---------- Supplied records ----------

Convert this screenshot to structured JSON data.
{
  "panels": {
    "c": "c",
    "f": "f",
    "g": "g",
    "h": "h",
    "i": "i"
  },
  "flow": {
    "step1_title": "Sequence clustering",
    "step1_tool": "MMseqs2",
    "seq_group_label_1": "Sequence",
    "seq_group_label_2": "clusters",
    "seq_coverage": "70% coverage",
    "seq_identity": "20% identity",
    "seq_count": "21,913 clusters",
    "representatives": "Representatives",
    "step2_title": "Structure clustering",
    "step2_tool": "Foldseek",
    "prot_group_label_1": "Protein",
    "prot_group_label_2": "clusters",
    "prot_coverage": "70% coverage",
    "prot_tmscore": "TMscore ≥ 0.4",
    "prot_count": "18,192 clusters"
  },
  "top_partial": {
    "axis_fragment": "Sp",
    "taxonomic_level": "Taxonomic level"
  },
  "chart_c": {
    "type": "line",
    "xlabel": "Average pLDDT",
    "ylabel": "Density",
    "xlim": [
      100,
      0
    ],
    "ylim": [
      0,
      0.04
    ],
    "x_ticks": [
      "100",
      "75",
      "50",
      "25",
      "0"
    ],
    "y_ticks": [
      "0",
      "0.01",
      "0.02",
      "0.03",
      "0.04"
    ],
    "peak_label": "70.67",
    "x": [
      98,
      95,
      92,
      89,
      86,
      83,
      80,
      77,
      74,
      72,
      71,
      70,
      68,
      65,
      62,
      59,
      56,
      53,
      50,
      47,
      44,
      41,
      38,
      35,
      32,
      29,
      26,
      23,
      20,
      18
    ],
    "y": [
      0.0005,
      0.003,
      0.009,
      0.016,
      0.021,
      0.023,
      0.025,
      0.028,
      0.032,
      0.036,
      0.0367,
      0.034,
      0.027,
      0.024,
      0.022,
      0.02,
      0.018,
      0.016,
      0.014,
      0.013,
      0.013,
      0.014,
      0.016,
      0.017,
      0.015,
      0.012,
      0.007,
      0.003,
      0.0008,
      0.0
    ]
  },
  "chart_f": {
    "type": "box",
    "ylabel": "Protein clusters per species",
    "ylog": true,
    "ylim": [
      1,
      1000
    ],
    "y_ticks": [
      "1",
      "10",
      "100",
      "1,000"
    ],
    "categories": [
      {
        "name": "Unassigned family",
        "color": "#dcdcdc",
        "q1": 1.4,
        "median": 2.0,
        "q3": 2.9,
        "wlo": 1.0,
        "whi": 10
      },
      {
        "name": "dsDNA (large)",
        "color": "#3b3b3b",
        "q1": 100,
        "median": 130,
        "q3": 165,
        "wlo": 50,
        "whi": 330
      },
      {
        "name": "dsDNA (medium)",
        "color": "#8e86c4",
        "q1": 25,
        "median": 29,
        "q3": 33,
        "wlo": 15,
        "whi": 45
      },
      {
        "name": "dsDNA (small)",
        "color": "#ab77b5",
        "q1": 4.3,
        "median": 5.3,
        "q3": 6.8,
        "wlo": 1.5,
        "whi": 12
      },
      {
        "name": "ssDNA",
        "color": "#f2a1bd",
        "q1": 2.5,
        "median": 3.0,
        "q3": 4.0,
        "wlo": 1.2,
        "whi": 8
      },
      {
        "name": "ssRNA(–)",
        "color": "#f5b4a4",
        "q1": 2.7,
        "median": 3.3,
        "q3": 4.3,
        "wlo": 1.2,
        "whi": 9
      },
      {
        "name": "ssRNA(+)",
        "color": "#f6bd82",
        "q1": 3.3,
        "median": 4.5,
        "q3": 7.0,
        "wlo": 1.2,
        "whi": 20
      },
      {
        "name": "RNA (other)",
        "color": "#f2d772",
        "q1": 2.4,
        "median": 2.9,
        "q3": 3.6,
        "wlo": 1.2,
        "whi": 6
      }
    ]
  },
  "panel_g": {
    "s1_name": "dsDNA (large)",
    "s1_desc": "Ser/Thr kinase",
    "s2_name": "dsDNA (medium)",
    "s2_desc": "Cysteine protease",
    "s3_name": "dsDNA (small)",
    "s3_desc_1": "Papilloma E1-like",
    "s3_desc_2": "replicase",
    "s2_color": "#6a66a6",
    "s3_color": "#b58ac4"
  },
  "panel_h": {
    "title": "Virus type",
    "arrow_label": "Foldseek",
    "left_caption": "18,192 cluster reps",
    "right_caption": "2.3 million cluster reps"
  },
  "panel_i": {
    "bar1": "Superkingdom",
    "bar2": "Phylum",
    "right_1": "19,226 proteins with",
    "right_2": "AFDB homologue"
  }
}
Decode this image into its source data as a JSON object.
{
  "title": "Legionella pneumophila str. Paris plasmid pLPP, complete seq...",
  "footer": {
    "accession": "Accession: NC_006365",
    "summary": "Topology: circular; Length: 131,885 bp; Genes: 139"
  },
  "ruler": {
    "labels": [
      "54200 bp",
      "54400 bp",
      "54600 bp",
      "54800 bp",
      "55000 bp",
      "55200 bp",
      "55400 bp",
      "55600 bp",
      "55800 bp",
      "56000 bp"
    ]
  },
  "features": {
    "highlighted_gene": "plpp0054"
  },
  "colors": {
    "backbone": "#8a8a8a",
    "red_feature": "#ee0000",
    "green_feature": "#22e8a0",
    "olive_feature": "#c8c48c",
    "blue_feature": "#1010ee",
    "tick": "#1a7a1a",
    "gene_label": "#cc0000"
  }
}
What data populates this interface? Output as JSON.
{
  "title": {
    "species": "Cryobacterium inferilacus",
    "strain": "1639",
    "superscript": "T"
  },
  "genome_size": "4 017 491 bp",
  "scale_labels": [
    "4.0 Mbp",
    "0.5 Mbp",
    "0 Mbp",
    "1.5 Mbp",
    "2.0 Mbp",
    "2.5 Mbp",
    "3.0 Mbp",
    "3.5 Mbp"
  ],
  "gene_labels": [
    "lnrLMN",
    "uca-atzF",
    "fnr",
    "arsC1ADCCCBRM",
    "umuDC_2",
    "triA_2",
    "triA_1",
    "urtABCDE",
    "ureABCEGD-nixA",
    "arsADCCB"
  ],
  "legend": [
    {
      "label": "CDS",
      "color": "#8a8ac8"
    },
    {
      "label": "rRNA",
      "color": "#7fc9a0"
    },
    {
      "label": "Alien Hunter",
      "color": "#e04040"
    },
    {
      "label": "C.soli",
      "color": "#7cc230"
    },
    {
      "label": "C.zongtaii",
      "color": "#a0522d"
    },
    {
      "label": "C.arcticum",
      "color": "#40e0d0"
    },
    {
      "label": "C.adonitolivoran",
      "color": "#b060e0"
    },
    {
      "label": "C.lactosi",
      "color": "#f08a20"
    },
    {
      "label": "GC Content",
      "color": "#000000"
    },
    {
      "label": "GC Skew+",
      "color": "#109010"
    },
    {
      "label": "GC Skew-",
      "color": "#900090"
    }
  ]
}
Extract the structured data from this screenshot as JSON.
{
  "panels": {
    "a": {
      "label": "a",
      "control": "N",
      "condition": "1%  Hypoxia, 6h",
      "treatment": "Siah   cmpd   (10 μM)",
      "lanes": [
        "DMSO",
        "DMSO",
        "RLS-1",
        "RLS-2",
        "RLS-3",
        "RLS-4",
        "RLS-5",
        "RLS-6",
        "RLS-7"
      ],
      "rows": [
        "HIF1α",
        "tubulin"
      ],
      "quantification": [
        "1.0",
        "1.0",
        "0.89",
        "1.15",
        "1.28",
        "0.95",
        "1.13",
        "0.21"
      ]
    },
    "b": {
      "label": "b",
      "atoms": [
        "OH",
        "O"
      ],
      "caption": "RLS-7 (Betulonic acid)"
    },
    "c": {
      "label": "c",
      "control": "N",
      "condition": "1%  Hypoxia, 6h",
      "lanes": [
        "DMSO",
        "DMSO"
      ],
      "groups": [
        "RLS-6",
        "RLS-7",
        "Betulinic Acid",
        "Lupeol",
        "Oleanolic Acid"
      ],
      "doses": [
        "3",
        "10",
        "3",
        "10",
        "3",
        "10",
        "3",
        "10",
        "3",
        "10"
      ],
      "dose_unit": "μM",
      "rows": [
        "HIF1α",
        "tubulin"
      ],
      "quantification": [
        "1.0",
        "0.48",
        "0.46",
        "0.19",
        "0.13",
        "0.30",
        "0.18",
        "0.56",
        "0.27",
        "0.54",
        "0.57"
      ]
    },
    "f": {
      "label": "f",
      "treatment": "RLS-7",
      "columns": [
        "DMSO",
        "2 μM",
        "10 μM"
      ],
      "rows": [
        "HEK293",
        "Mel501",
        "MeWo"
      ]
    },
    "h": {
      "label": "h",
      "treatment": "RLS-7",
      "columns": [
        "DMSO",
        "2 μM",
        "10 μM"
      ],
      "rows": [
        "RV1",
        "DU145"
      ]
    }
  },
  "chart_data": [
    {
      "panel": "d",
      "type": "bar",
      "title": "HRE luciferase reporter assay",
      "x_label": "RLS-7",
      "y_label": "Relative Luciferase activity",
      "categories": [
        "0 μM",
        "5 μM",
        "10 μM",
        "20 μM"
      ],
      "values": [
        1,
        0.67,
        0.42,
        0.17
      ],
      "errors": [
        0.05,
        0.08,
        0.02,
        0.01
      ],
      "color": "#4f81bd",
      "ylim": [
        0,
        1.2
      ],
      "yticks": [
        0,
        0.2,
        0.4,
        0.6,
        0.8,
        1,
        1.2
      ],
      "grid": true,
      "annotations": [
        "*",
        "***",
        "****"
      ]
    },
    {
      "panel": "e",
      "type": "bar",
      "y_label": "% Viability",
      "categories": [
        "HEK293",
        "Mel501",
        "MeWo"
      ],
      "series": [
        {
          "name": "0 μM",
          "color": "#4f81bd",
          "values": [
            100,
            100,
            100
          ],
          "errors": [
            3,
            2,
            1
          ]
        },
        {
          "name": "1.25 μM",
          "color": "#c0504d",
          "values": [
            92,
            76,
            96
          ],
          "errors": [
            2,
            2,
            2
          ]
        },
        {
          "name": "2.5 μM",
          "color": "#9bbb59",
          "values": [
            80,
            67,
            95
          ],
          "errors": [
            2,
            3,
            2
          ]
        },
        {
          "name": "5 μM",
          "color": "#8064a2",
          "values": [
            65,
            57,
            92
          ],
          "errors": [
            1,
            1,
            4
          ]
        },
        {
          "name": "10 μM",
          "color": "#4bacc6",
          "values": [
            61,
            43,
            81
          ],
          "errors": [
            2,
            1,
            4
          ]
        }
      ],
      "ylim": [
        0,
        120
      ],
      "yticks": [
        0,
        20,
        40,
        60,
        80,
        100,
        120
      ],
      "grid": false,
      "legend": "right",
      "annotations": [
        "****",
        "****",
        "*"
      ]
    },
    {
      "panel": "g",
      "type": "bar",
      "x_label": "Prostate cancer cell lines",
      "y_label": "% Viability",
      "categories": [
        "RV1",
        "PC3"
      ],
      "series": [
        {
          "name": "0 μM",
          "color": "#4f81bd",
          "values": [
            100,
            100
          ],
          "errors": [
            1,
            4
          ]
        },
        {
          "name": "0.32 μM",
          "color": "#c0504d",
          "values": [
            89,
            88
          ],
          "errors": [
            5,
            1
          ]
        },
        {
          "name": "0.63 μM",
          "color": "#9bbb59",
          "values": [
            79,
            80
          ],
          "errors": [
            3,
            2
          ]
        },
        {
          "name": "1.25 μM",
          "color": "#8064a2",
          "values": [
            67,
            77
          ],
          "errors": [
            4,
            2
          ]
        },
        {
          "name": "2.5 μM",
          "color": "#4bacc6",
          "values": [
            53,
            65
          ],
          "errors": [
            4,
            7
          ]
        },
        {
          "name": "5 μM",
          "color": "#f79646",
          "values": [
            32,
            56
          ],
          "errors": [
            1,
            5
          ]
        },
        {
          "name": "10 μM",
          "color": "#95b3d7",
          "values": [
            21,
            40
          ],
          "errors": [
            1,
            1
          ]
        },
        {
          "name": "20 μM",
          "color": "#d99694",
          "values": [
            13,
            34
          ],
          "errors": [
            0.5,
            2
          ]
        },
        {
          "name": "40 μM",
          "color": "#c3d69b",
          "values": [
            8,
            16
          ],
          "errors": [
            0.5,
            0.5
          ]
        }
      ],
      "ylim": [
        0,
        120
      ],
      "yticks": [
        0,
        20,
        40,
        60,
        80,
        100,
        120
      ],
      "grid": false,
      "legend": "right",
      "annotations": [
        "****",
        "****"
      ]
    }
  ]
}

----------

▶ **Required work**: In how many lines of the records does the word "clustering" appear? Reply with the number only.

▶ **Task response**: 2